#### [EXERCISE AIM]
Omit the images, then print each record below exactly as it reads.
+++ STORED ROWS +++
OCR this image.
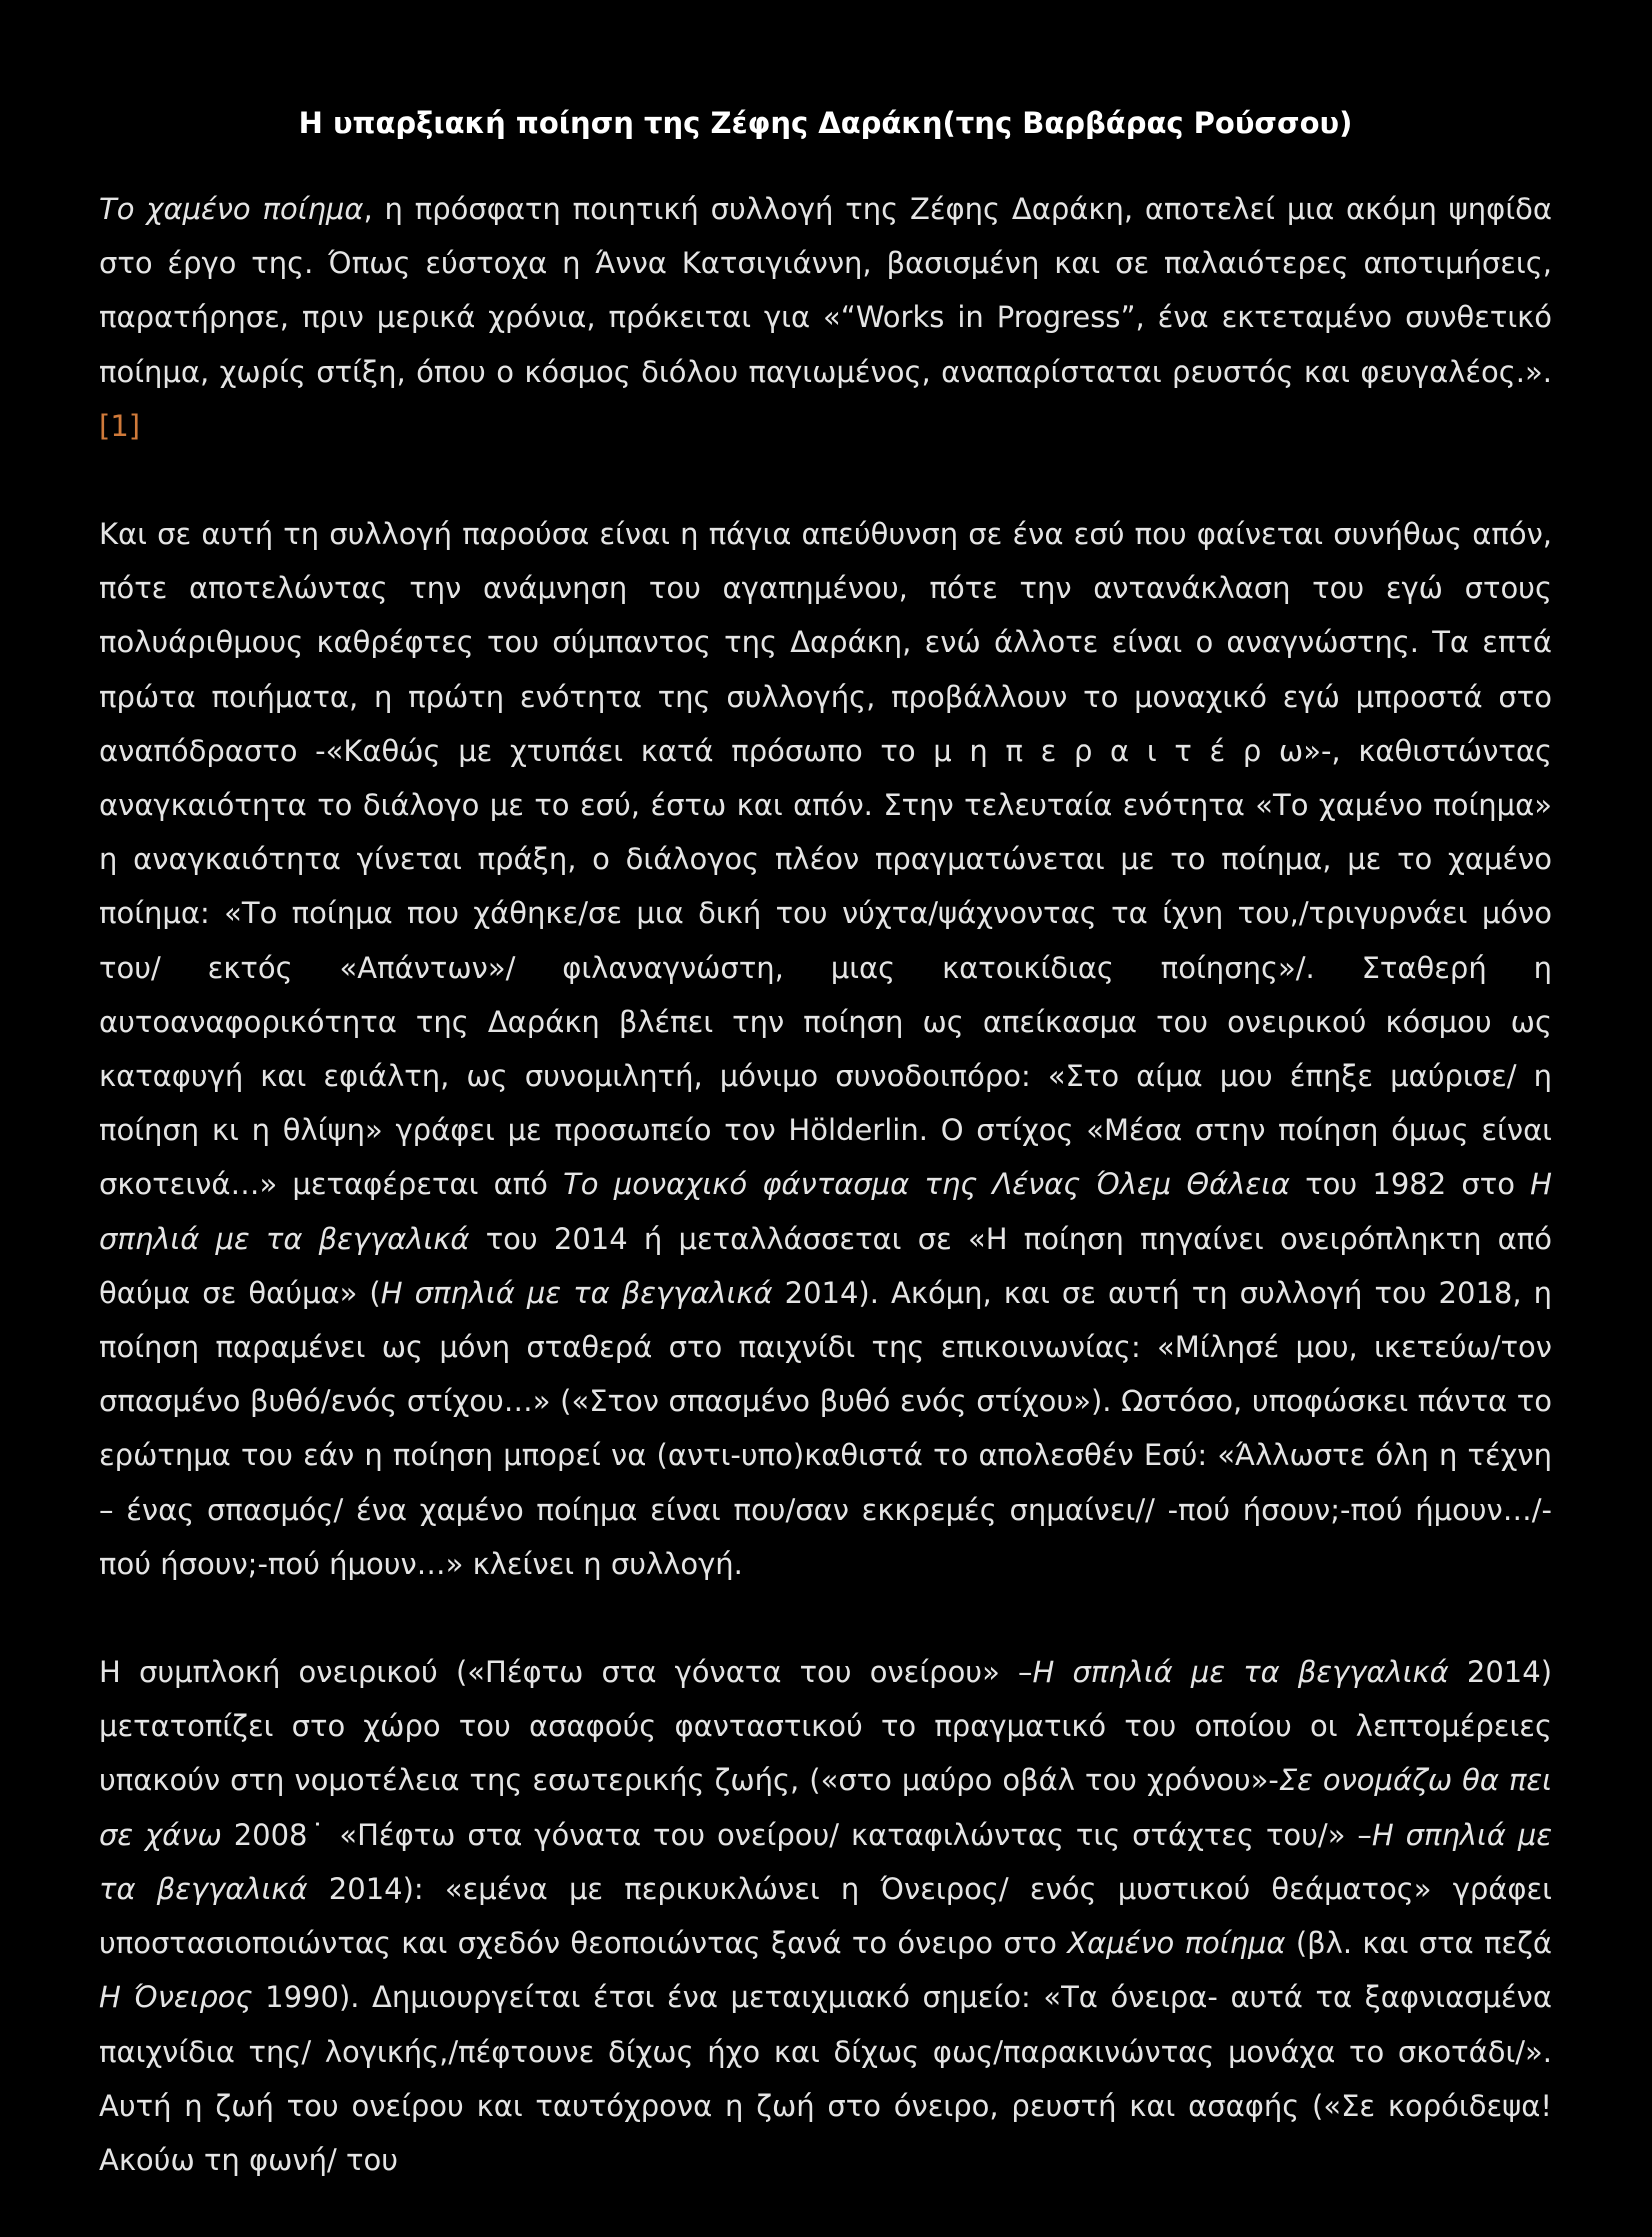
Η υπαρξιακή ποίηση της Ζέφης Δαράκη(της Βαρβάρας Ρούσσου)

Το χαμένο ποίημα, η πρόσφατη ποιητική συλλογή της Ζέφης Δαράκη, αποτελεί μια ακόμη ψηφίδα στο έργο της. Όπως εύστοχα η Άννα Κατσιγιάννη, βασισμένη και σε παλαιότερες αποτιμήσεις, παρατήρησε, πριν μερικά χρόνια, πρόκειται για «“Works in Progress”, ένα εκτεταμένο συνθετικό ποίημα, χωρίς στίξη, όπου ο κόσμος διόλου παγιωμένος, αναπαρίσταται ρευστός και φευγαλέος.».[1]

Και σε αυτή τη συλλογή παρούσα είναι η πάγια απεύθυνση σε ένα εσύ που φαίνεται συνήθως απόν, πότε αποτελώντας την ανάμνηση του αγαπημένου, πότε την αντανάκλαση του εγώ στους πολυάριθμους καθρέφτες του σύμπαντος της Δαράκη, ενώ άλλοτε είναι ο αναγνώστης. Τα επτά πρώτα ποιήματα, η πρώτη ενότητα της συλλογής, προβάλλουν το μοναχικό εγώ μπροστά στο αναπόδραστο -«Καθώς με χτυπάει κατά πρόσωπο το μ η π ε ρ α ι τ έ ρ ω»-, καθιστώντας αναγκαιότητα το διάλογο με το εσύ, έστω και απόν. Στην τελευταία ενότητα «Το χαμένο ποίημα» η αναγκαιότητα γίνεται πράξη, ο διάλογος πλέον πραγματώνεται με το ποίημα, με το χαμένο ποίημα: «Το ποίημα που χάθηκε/σε μια δική του νύχτα/ψάχνοντας τα ίχνη του,/τριγυρνάει μόνο του/ εκτός «Απάντων»/ φιλαναγνώστη, μιας κατοικίδιας ποίησης»/. Σταθερή η αυτοαναφορικότητα της Δαράκη βλέπει την ποίηση ως απείκασμα του ονειρικού κόσμου ως καταφυγή και εφιάλτη, ως συνομιλητή, μόνιμο συνοδοιπόρο: «Στο αίμα μου έπηξε μαύρισε/ η ποίηση κι η θλίψη» γράφει με προσωπείο τον Hölderlin. Ο στίχος «Μέσα στην ποίηση όμως είναι σκοτεινά…» μεταφέρεται από Το μοναχικό φάντασμα της Λένας Όλεμ Θάλεια του 1982 στο Η σπηλιά με τα βεγγαλικά του 2014 ή μεταλλάσσεται σε «Η ποίηση πηγαίνει ονειρόπληκτη από θαύμα σε θαύμα» (Η σπηλιά με τα βεγγαλικά 2014). Ακόμη, και σε αυτή τη συλλογή του 2018, η ποίηση παραμένει ως μόνη σταθερά στο παιχνίδι της επικοινωνίας: «Μίλησέ μου, ικετεύω/τον σπασμένο βυθό/ενός στίχου…» («Στον σπασμένο βυθό ενός στίχου»). Ωστόσο, υποφώσκει πάντα το ερώτημα του εάν η ποίηση μπορεί να (αντι-υπο)καθιστά το απολεσθέν Εσύ: «Άλλωστε όλη η τέχνη – ένας σπασμός/ ένα χαμένο ποίημα είναι που/σαν εκκρεμές σημαίνει// -πού ήσουν;-πού ήμουν…/-πού ήσουν;-πού ήμουν…» κλείνει η συλλογή.

Η συμπλοκή ονειρικού («Πέφτω στα γόνατα του ονείρου» –Η σπηλιά με τα βεγγαλικά 2014) μετατοπίζει στο χώρο του ασαφούς φανταστικού το πραγματικό του οποίου οι λεπτομέρειες υπακούν στη νομοτέλεια της εσωτερικής ζωής, («στο μαύρο οβάλ του χρόνου»-Σε ονομάζω θα πει σε χάνω 2008˙ «Πέφτω στα γόνατα του ονείρου/ καταφιλώντας τις στάχτες του/» –Η σπηλιά με τα βεγγαλικά 2014): «εμένα με περικυκλώνει η Όνειρος/ ενός μυστικού θεάματος» γράφει υποστασιοποιώντας και σχεδόν θεοποιώντας ξανά το όνειρο στο Χαμένο ποίημα (βλ. και στα πεζά Η Όνειρος 1990). Δημιουργείται έτσι ένα μεταιχμιακό σημείο: «Τα όνειρα- αυτά τα ξαφνιασμένα παιχνίδια της/ λογικής,/πέφτουνε δίχως ήχο και δίχως φως/παρακινώντας μονάχα το σκοτάδι/». Αυτή η ζωή του ονείρου και ταυτόχρονα η ζωή στο όνειρο, ρευστή και ασαφής («Σε κορόιδεψα! Ακούω τη φωνή/ του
+++
#### [FINAL ANSWER]
OCR this image.
Η υπαρξιακή ποίηση της Ζέφης Δαράκη(της Βαρβάρας Ρούσσου)

Το χαμένο ποίημα, η πρόσφατη ποιητική συλλογή της Ζέφης Δαράκη, αποτελεί μια ακόμη ψηφίδα στο έργο της. Όπως εύστοχα η Άννα Κατσιγιάννη, βασισμένη και σε παλαιότερες αποτιμήσεις, παρατήρησε, πριν μερικά χρόνια, πρόκειται για «“Works in Progress”, ένα εκτεταμένο συνθετικό ποίημα, χωρίς στίξη, όπου ο κόσμος διόλου παγιωμένος, αναπαρίσταται ρευστός και φευγαλέος.».[1]

Και σε αυτή τη συλλογή παρούσα είναι η πάγια απεύθυνση σε ένα εσύ που φαίνεται συνήθως απόν, πότε αποτελώντας την ανάμνηση του αγαπημένου, πότε την αντανάκλαση του εγώ στους πολυάριθμους καθρέφτες του σύμπαντος της Δαράκη, ενώ άλλοτε είναι ο αναγνώστης. Τα επτά πρώτα ποιήματα, η πρώτη ενότητα της συλλογής, προβάλλουν το μοναχικό εγώ μπροστά στο αναπόδραστο -«Καθώς με χτυπάει κατά πρόσωπο το μ η π ε ρ α ι τ έ ρ ω»-, καθιστώντας αναγκαιότητα το διάλογο με το εσύ, έστω και απόν. Στην τελευταία ενότητα «Το χαμένο ποίημα» η αναγκαιότητα γίνεται πράξη, ο διάλογος πλέον πραγματώνεται με το ποίημα, με το χαμένο ποίημα: «Το ποίημα που χάθηκε/σε μια δική του νύχτα/ψάχνοντας τα ίχνη του,/τριγυρνάει μόνο του/ εκτός «Απάντων»/ φιλαναγνώστη, μιας κατοικίδιας ποίησης»/. Σταθερή η αυτοαναφορικότητα της Δαράκη βλέπει την ποίηση ως απείκασμα του ονειρικού κόσμου ως καταφυγή και εφιάλτη, ως συνομιλητή, μόνιμο συνοδοιπόρο: «Στο αίμα μου έπηξε μαύρισε/ η ποίηση κι η θλίψη» γράφει με προσωπείο τον Hölderlin. Ο στίχος «Μέσα στην ποίηση όμως είναι σκοτεινά…» μεταφέρεται από Το μοναχικό φάντασμα της Λένας Όλεμ Θάλεια του 1982 στο Η σπηλιά με τα βεγγαλικά του 2014 ή μεταλλάσσεται σε «Η ποίηση πηγαίνει ονειρόπληκτη από θαύμα σε θαύμα» (Η σπηλιά με τα βεγγαλικά 2014). Ακόμη, και σε αυτή τη συλλογή του 2018, η ποίηση παραμένει ως μόνη σταθερά στο παιχνίδι της επικοινωνίας: «Μίλησέ μου, ικετεύω/τον σπασμένο βυθό/ενός στίχου…» («Στον σπασμένο βυθό ενός στίχου»). Ωστόσο, υποφώσκει πάντα το ερώτημα του εάν η ποίηση μπορεί να (αντι-υπο)καθιστά το απολεσθέν Εσύ: «Άλλωστε όλη η τέχνη – ένας σπασμός/ ένα χαμένο ποίημα είναι που/σαν εκκρεμές σημαίνει// -πού ήσουν;-πού ήμουν…/-πού ήσουν;-πού ήμουν…» κλείνει η συλλογή.

Η συμπλοκή ονειρικού («Πέφτω στα γόνατα του ονείρου» –Η σπηλιά με τα βεγγαλικά 2014) μετατοπίζει στο χώρο του ασαφούς φανταστικού το πραγματικό του οποίου οι λεπτομέρειες υπακούν στη νομοτέλεια της εσωτερικής ζωής, («στο μαύρο οβάλ του χρόνου»-Σε ονομάζω θα πει σε χάνω 2008˙ «Πέφτω στα γόνατα του ονείρου/ καταφιλώντας τις στάχτες του/» –Η σπηλιά με τα βεγγαλικά 2014): «εμένα με περικυκλώνει η Όνειρος/ ενός μυστικού θεάματος» γράφει υποστασιοποιώντας και σχεδόν θεοποιώντας ξανά το όνειρο στο Χαμένο ποίημα (βλ. και στα πεζά Η Όνειρος 1990). Δημιουργείται έτσι ένα μεταιχμιακό σημείο: «Τα όνειρα- αυτά τα ξαφνιασμένα παιχνίδια της/ λογικής,/πέφτουνε δίχως ήχο και δίχως φως/παρακινώντας μονάχα το σκοτάδι/». Αυτή η ζωή του ονείρου και ταυτόχρονα η ζωή στο όνειρο, ρευστή και ασαφής («Σε κορόιδεψα! Ακούω τη φωνή/ του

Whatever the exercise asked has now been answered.